>>>>

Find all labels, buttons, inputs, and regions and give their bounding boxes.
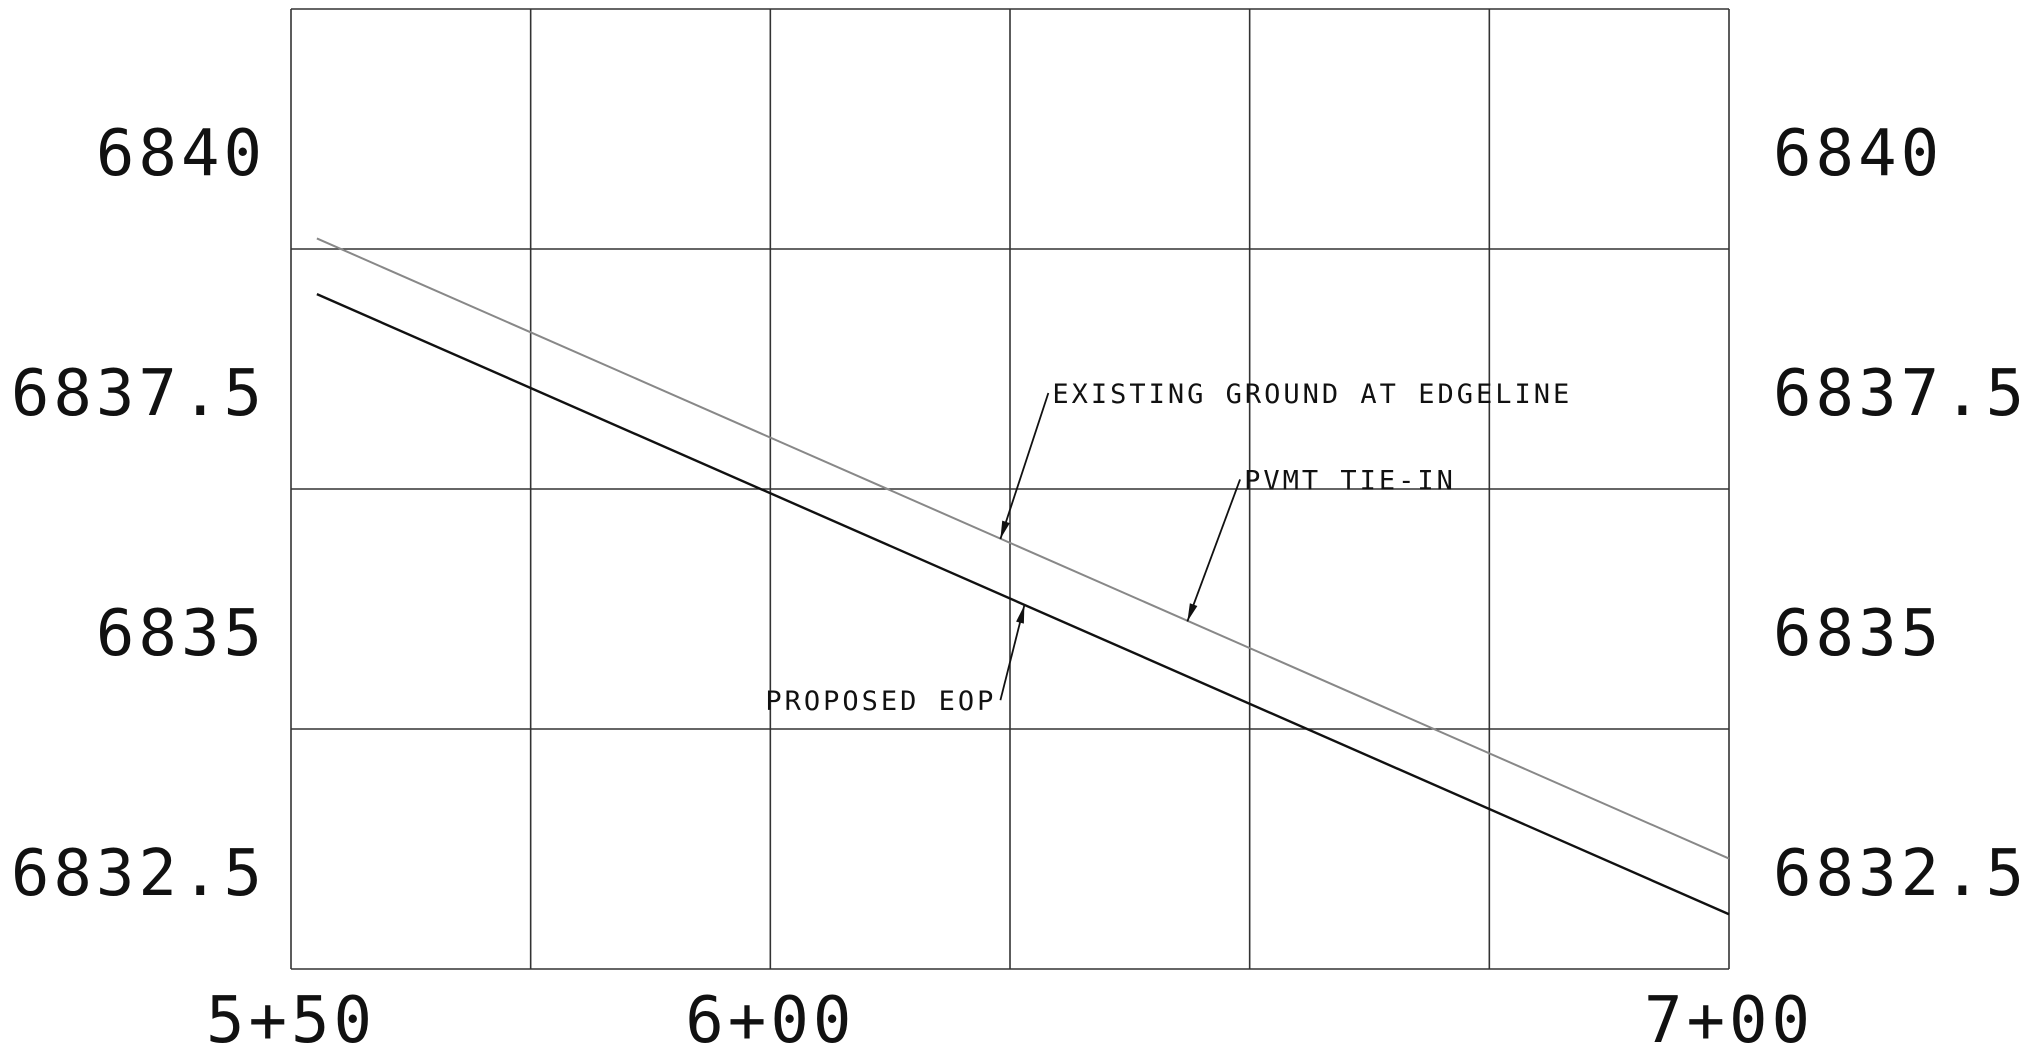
y-tick-label-right-3: 6832.5 xyxy=(1773,837,2028,911)
annotation-label-1: PVMT TIE-IN xyxy=(1244,465,1456,496)
grid xyxy=(290,8,1730,970)
y-tick-label-right-1: 6837.5 xyxy=(1773,357,2028,431)
y-axis-left-labels: 6840 6837.5 6835 6832.5 xyxy=(11,117,266,911)
annotation-arrowhead-1 xyxy=(1187,603,1198,622)
x-tick-label-0: 5+50 xyxy=(206,984,376,1049)
y-tick-label-left-2: 6835 xyxy=(96,597,266,671)
annotation-label-2: PROPOSED EOP xyxy=(765,686,996,717)
y-tick-label-left-0: 6840 xyxy=(96,117,266,191)
y-tick-label-left-3: 6832.5 xyxy=(11,837,266,911)
y-tick-label-right-0: 6840 xyxy=(1773,117,1943,191)
annotation-leader-1 xyxy=(1186,479,1241,622)
annotation-arrowhead-2 xyxy=(1016,605,1025,624)
x-tick-label-2: 7+00 xyxy=(1644,984,1814,1049)
x-tick-label-1: 6+00 xyxy=(685,984,855,1049)
y-tick-label-left-1: 6837.5 xyxy=(11,357,266,431)
series-line-0 xyxy=(316,237,1730,860)
y-axis-right-labels: 6840 6837.5 6835 6832.5 xyxy=(1773,117,2028,911)
annotation-label-0: EXISTING GROUND AT EDGELINE xyxy=(1052,379,1572,410)
x-axis-labels: 5+50 6+00 7+00 xyxy=(206,984,1814,1049)
series-line-1 xyxy=(316,293,1730,916)
annotations: EXISTING GROUND AT EDGELINE PVMT TIE-IN PR… xyxy=(765,379,1572,717)
annotation-leader-0 xyxy=(999,392,1050,540)
series-lines xyxy=(316,237,1730,916)
y-tick-label-right-2: 6835 xyxy=(1773,597,1943,671)
annotation-arrowhead-0 xyxy=(1000,520,1010,539)
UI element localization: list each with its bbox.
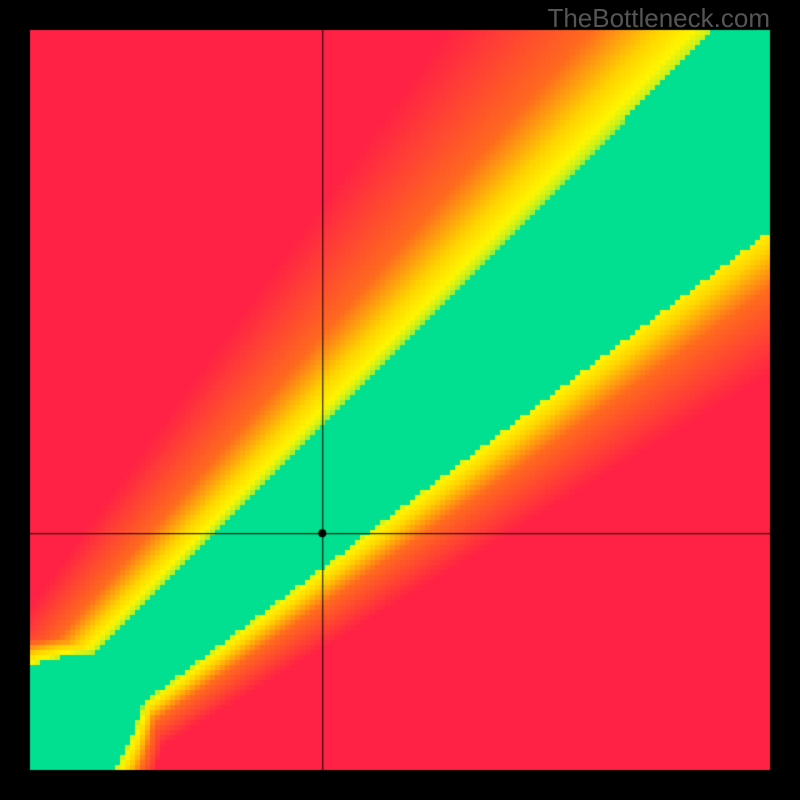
watermark-text: TheBottleneck.com — [547, 3, 770, 34]
chart-container: TheBottleneck.com — [0, 0, 800, 800]
bottleneck-heatmap — [0, 0, 800, 800]
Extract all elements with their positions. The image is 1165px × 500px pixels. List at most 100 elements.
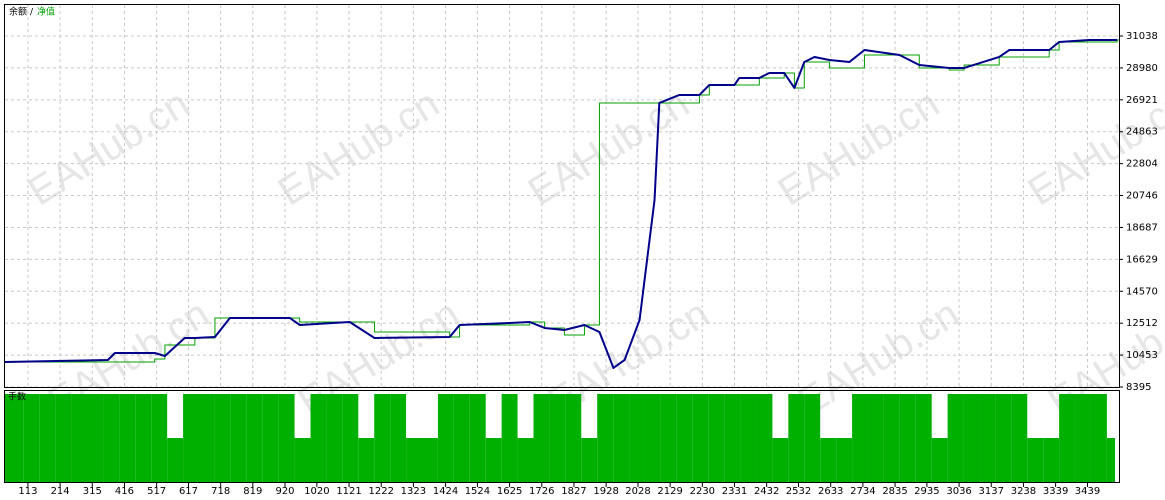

<<<<

■ TASK REQUIREMENTS ■
Output every line of the records above verbatim, omitting the pictures.

■ TASK RESPONSE ■
Find all labels, buttons, inputs, and regions and give their bounding boxes.
y-tick-label-right-3: 6832.5 xyxy=(1773,837,2028,911)
annotation-label-1: PVMT TIE-IN xyxy=(1244,465,1456,496)
grid xyxy=(290,8,1730,970)
y-tick-label-right-1: 6837.5 xyxy=(1773,357,2028,431)
y-axis-left-labels: 6840 6837.5 6835 6832.5 xyxy=(11,117,266,911)
annotation-arrowhead-1 xyxy=(1187,603,1198,622)
x-tick-label-0: 5+50 xyxy=(206,984,376,1049)
y-tick-label-left-2: 6835 xyxy=(96,597,266,671)
annotation-label-2: PROPOSED EOP xyxy=(765,686,996,717)
y-tick-label-left-0: 6840 xyxy=(96,117,266,191)
y-tick-label-left-3: 6832.5 xyxy=(11,837,266,911)
y-tick-label-right-0: 6840 xyxy=(1773,117,1943,191)
annotation-leader-1 xyxy=(1186,479,1241,622)
annotation-arrowhead-2 xyxy=(1016,605,1025,624)
x-tick-label-2: 7+00 xyxy=(1644,984,1814,1049)
x-tick-label-1: 6+00 xyxy=(685,984,855,1049)
y-tick-label-left-1: 6837.5 xyxy=(11,357,266,431)
series-line-0 xyxy=(316,237,1730,860)
y-axis-right-labels: 6840 6837.5 6835 6832.5 xyxy=(1773,117,2028,911)
annotation-label-0: EXISTING GROUND AT EDGELINE xyxy=(1052,379,1572,410)
x-axis-labels: 5+50 6+00 7+00 xyxy=(206,984,1814,1049)
series-line-1 xyxy=(316,293,1730,916)
annotations: EXISTING GROUND AT EDGELINE PVMT TIE-IN PR… xyxy=(765,379,1572,717)
annotation-leader-0 xyxy=(999,392,1050,540)
series-lines xyxy=(316,237,1730,916)
y-tick-label-right-2: 6835 xyxy=(1773,597,1943,671)
annotation-arrowhead-0 xyxy=(1000,520,1010,539)
UI element localization: list each with its bbox.
watermark-text: TheBottleneck.com — [547, 3, 770, 34]
chart-container: TheBottleneck.com — [0, 0, 800, 800]
bottleneck-heatmap — [0, 0, 800, 800]
Extract all elements with their positions. The image is 1165px × 500px pixels. List at most 100 elements.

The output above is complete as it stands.